⟨

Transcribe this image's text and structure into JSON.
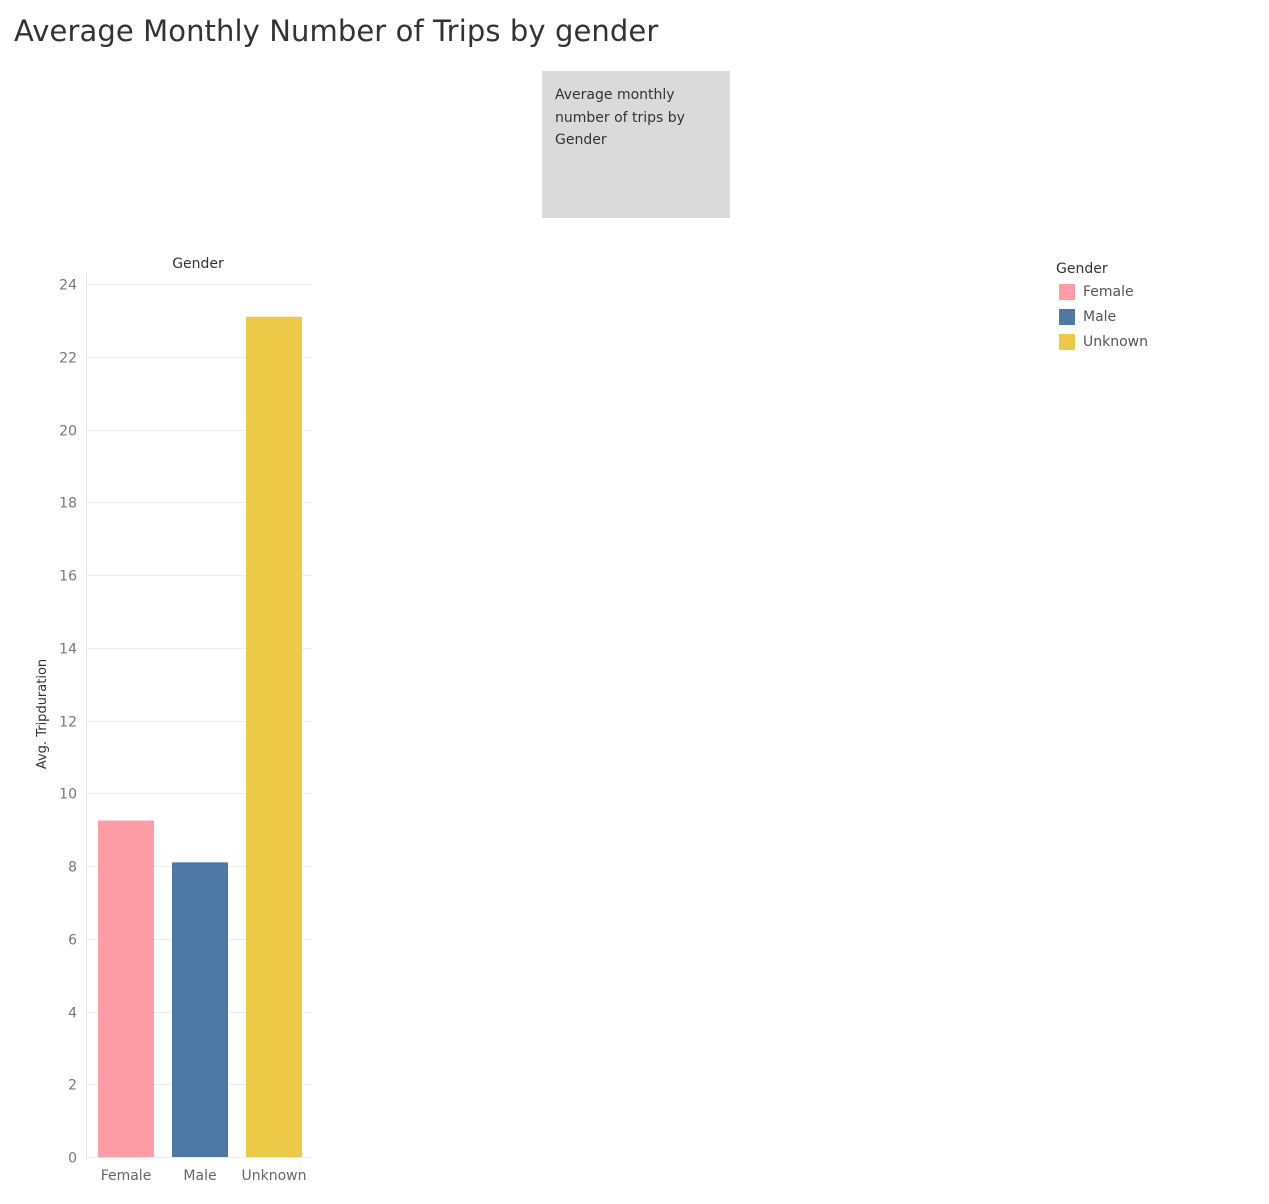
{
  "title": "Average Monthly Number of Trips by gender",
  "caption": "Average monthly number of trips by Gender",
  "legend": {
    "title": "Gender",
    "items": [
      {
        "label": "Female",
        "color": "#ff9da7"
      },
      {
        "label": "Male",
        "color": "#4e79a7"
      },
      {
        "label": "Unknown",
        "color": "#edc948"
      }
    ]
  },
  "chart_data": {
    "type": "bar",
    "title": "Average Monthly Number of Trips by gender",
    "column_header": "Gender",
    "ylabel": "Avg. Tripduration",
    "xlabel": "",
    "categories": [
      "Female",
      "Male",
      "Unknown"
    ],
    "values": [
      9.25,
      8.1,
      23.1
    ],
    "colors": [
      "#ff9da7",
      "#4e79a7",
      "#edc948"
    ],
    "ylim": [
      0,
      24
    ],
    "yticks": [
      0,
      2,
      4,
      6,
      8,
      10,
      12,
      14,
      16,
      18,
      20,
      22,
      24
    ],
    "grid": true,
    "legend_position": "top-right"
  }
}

⟩

## WHAT YOU HAVE TO DO
Write out the whole listing exactly, and drop the pictures.

## THE ANSWER
Transcribe this image's text and structure into JSON.
{
  "title": "Average Monthly Number of Trips by gender",
  "caption": "Average monthly number of trips by Gender",
  "legend": {
    "title": "Gender",
    "items": [
      {
        "label": "Female",
        "color": "#ff9da7"
      },
      {
        "label": "Male",
        "color": "#4e79a7"
      },
      {
        "label": "Unknown",
        "color": "#edc948"
      }
    ]
  },
  "chart_data": {
    "type": "bar",
    "title": "Average Monthly Number of Trips by gender",
    "column_header": "Gender",
    "ylabel": "Avg. Tripduration",
    "xlabel": "",
    "categories": [
      "Female",
      "Male",
      "Unknown"
    ],
    "values": [
      9.25,
      8.1,
      23.1
    ],
    "colors": [
      "#ff9da7",
      "#4e79a7",
      "#edc948"
    ],
    "ylim": [
      0,
      24
    ],
    "yticks": [
      0,
      2,
      4,
      6,
      8,
      10,
      12,
      14,
      16,
      18,
      20,
      22,
      24
    ],
    "grid": true,
    "legend_position": "top-right"
  }
}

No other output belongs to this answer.